* **What to do**: In the lines below, how many hold the word "page"? Answer only with the number.

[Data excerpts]
* * * * * * *

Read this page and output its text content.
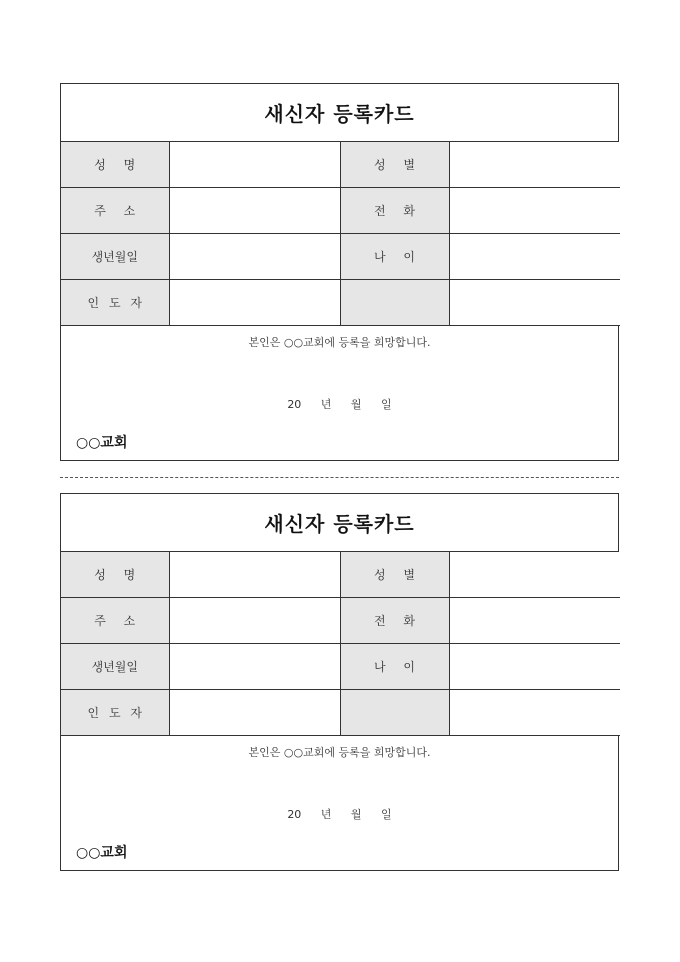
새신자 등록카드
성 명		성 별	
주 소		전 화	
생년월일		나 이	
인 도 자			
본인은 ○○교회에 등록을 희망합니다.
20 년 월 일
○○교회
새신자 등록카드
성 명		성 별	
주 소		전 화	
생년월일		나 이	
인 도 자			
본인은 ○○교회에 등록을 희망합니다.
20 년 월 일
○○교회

* * * * * * *

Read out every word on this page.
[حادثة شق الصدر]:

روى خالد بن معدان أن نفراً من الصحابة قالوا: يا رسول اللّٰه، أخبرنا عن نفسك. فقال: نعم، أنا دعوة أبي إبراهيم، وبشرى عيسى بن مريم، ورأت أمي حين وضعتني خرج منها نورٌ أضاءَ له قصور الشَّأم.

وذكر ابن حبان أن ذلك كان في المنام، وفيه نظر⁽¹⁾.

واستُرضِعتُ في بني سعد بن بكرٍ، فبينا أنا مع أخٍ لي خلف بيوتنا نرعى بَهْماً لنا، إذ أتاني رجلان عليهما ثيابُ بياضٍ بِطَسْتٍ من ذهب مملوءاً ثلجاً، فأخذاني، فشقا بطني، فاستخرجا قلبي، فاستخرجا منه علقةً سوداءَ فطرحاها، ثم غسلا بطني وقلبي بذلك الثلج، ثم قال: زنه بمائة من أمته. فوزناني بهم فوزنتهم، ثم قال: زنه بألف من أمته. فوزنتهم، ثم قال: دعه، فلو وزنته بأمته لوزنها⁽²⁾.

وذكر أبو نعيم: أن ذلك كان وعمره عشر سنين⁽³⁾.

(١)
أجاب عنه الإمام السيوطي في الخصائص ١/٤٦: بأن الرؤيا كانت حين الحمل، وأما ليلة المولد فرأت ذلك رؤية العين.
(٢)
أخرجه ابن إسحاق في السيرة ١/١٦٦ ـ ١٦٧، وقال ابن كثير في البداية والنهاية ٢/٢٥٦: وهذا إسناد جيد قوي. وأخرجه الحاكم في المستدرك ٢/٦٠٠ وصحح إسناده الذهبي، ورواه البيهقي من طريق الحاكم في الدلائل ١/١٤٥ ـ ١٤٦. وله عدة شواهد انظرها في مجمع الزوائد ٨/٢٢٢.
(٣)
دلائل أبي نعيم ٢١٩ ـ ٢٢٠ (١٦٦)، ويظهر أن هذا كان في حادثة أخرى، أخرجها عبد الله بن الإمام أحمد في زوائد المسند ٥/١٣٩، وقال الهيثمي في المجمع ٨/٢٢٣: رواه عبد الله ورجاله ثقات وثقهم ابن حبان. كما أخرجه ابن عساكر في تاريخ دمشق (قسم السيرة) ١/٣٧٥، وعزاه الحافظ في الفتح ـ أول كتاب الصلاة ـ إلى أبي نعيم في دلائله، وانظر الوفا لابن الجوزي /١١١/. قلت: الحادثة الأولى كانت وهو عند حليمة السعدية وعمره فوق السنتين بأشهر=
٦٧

* * * * * * *

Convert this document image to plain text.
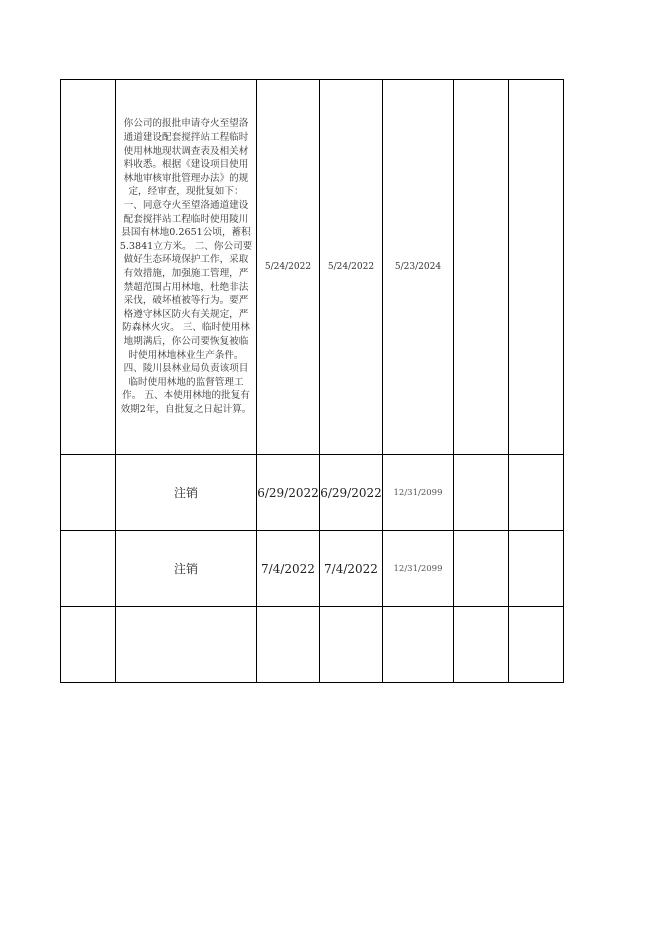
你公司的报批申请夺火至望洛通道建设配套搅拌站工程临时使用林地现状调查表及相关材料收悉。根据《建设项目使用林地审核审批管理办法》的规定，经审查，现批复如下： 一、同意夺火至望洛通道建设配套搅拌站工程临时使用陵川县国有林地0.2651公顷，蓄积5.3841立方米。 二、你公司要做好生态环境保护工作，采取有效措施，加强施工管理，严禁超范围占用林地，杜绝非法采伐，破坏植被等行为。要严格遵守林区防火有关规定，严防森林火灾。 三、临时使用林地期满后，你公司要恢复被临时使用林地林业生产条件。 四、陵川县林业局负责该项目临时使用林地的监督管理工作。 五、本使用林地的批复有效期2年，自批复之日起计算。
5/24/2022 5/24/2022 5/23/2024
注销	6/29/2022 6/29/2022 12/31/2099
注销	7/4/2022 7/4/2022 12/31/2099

* * * * * * *

* **Task result**: 2